Text block:
━━━━━━━━

OLDEST IRISH AMERICAN NEWSPAPER IN USA, ESTABLISHED IN 1928
Category: Archive

Dublin Report In Limerick, film on McCourt book rekindles debate

February 16, 2011

By Staff Reporter

By John Kelly

The only man who ever managed to make much sense out of the city of Limerick to me was the late Seamus O’Cinneide, an eccentric but brilliant columnist in Irish, his first language, and in English. I would have loved to have known his opinion of "Angela’s Ashes," both as a book and now as a film.

An almost reluctant Limerickman who preferred to spend more of his time in the wild open fields of West Clare, O’Cinneide was not one who would try to put a shine on the city. But he loved it, all the same. He loved it because he knew it so well. He accepted it for what it was a city that encapsulated an airport at the hub of the world and yet one that also seemed to resist any cosmopolitan attitudes.

While a nearby international airport like Shannon would have drawn any other city out further into the wide world, Limerick instead, seemed to shrink within itself, especially in the intellectual sense, even as the airport extended.

Clearly, in the wake of the continuing controversies that have erupted at frequent intervals, it is still not quite comfortable with itself, or rather with the image it perceive others have of it.

O’Cinneide’s wild blue eyes would have blazed with delight. He liked nothing better than Limerick when it was at odds with itself. He considered it to be intellectually stimulating. And he was never so hopeless about his city as to consider it to be anything but stimulating.

Sign up to The Irish Echo Newsletter

"It just doesn’t want to grow up too much," he would grunt, attempting to explain why such an international venue was so stubbornly parochial. "It’s a Peter Pan of a place. Everybody in their place, and everybody knowing their place. A Limerick prophet has no chance at all. Anybody who wants to really succeed at anything different just has to leave."

Of course, that could just as well be true of Ireland as a whole, I often suggested. And yes, while he would agree to some extent, he would also insist that Limerick, for a variety of reasons, social, economic and even religious, discouraged variety and individual enterprise even more stubbornly.

He would certainly not deny the horror of the poverty depicted in "Angela’s Ashes." He would also understand the perverse pride of many who continue to wish to deny it today.

Why go back to "Angela’s Ashes," and Frank McCourt?

Surely, you might suspect that controversy is dead and gone, buried in the embers of the last century?

Ah, now, hold on a minute. This is Ireland, remember.

The book launched a million rows, several more books from the productive McCourt clan, and a rebuttal from an infuriated Limerick personality. He came to the decision that if a guy couldn’t become famous by writing "Angela’s etc.," he might become just as notorious by manning the city walls against it, so to speak.

Now that the film has been launched in Ireland, the argument has begun again.

━━━━━━━━

(Dataset entries)
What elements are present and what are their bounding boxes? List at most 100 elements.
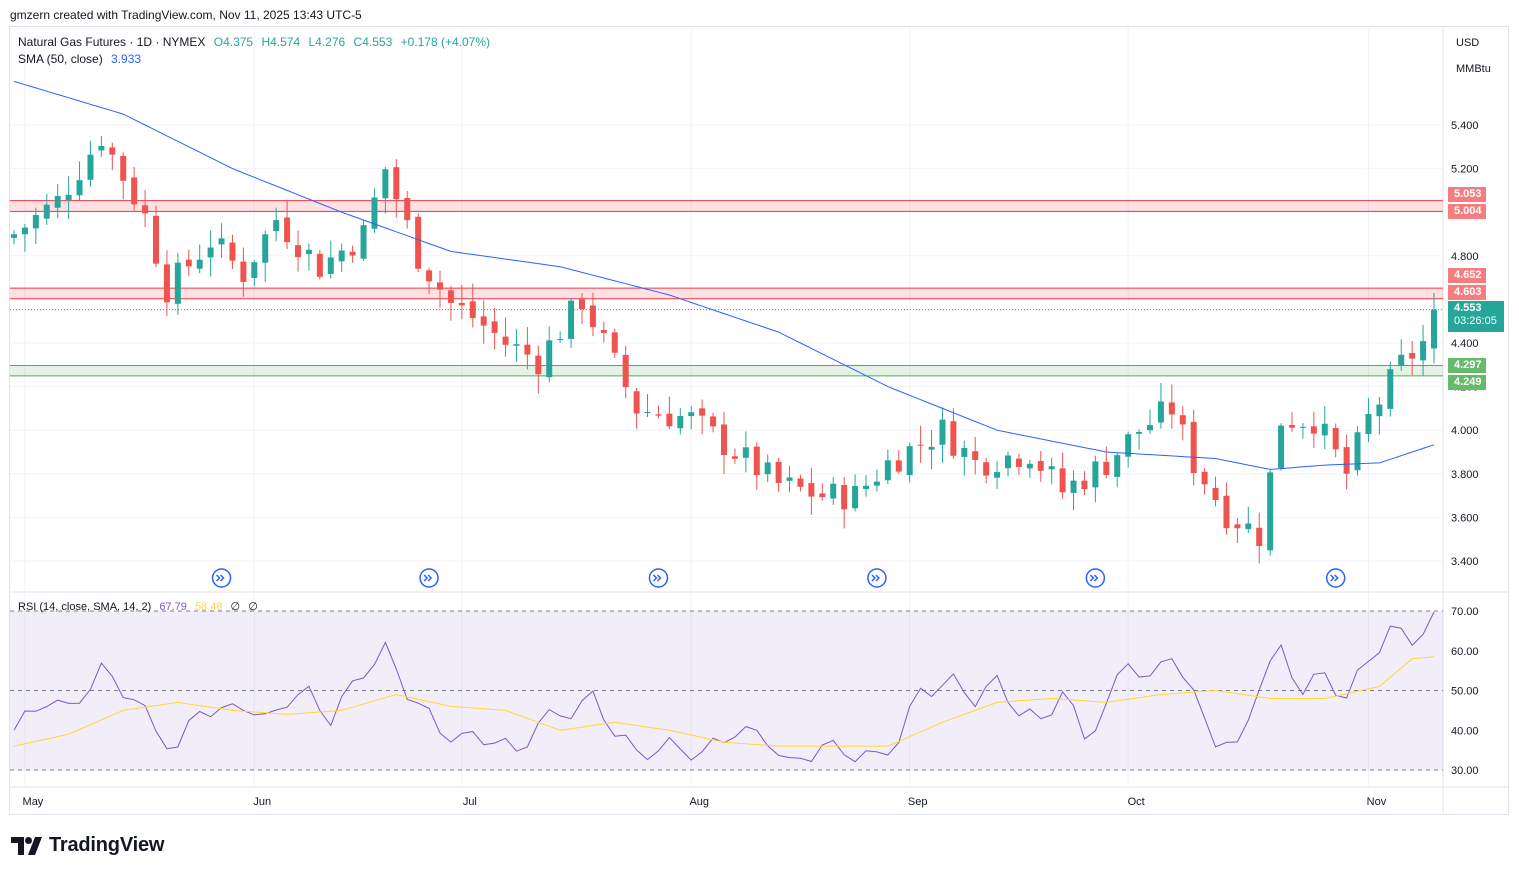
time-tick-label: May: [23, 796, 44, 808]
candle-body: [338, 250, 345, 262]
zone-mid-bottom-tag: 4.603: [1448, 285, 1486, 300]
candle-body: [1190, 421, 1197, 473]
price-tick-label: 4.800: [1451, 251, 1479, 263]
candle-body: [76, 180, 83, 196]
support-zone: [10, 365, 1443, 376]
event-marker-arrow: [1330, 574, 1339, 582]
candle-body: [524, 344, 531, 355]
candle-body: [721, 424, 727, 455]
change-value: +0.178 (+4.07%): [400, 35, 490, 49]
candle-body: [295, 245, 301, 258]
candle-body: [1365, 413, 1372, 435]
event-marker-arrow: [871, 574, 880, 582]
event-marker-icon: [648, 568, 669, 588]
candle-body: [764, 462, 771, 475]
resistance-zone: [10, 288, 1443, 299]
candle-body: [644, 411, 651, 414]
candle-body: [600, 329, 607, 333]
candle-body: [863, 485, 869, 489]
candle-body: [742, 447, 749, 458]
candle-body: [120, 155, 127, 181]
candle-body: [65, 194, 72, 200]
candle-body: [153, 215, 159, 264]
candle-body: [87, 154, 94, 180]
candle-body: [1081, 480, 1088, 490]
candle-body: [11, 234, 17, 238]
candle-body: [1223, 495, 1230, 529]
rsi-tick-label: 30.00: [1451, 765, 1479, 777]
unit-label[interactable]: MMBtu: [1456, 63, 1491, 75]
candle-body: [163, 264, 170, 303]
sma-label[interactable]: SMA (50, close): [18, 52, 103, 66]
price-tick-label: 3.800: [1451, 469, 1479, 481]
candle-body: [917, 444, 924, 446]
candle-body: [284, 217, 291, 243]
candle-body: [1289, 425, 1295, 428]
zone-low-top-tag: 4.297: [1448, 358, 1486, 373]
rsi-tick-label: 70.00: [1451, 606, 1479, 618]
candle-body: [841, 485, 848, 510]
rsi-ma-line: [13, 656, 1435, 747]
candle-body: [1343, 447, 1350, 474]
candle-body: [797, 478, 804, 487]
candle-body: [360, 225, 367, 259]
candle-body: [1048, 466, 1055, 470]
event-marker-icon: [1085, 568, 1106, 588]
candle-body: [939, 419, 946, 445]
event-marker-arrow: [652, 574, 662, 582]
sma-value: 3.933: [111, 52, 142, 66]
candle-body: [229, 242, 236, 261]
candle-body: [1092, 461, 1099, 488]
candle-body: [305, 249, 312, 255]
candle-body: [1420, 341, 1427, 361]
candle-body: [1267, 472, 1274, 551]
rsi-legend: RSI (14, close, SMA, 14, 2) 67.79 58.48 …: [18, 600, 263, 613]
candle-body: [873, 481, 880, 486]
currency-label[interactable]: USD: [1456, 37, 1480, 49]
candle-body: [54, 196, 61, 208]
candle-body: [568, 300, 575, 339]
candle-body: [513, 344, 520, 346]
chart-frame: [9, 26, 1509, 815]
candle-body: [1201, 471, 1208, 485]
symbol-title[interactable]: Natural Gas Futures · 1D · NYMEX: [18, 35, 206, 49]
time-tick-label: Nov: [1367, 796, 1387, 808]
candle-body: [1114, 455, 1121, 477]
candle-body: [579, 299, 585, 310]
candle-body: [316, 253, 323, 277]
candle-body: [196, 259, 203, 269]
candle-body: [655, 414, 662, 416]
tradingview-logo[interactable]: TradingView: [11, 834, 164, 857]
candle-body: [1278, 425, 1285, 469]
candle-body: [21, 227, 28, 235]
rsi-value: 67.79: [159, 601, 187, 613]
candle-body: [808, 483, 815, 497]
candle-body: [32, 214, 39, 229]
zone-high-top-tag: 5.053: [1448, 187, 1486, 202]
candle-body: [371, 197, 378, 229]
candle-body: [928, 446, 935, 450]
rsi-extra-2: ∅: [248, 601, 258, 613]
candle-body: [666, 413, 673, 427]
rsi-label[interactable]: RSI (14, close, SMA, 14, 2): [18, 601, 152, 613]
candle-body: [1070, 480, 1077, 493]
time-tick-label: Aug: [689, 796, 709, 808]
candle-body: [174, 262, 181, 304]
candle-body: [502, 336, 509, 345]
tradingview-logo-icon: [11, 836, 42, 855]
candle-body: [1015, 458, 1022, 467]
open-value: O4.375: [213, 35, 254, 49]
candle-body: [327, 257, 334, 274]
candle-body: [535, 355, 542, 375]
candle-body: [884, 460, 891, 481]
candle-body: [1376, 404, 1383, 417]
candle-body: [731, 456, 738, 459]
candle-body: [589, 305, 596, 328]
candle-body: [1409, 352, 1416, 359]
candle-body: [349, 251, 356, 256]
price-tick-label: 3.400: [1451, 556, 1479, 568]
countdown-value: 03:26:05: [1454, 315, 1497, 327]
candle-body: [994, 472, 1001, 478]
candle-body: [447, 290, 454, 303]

━━━━━━━━

Exercise tasks:
(A) In the article about Limerick and "Angela's Ashes," in which languages did Seamus O'Cinneide write his columns?
(B) Carry on the article about Limerick and "Angela's Ashes" with a few paragraphs that follow its final sentence.
The records are not required for this work.

Task results:
(A) He wrote in Irish, his first language, and in English.

(B)
McCourt must be laughing all the way to the bank — again.

Isn’t life great for some?

‘Tis!

You may wonder why I have such an interest in Limerick. It so happens that I have associations with the city on both sides of my family. An uncle of mine from Roscommon who played rugby for Garryowen married a young nurse from there.

Many years previously, my grand-uncle Andrew Forristal, originally from Glenmore, on the border of Kilkenny and Wexford, was closely involved in the 1913 lockout. He was a bacon curer in Denny’s.

These were some of the thoughts bothering me as I writhed in bed, still suffering from the most godawful flu when Pat Kenny of RTE came in to introduce the "Gabby Cabby," as they call him, from the Big Apple.

He has got to be one of the best original exports, gift-wrapped, from New York City. And a lot of good things came from New York, including Frank McCourt, come to think of it.

Every time I hear Peter Franklin (I understand that is his name), I am immediately transported back to the music of the unmistakable, absolutely unpretentious, straight between the eyes "Noo Yoik!"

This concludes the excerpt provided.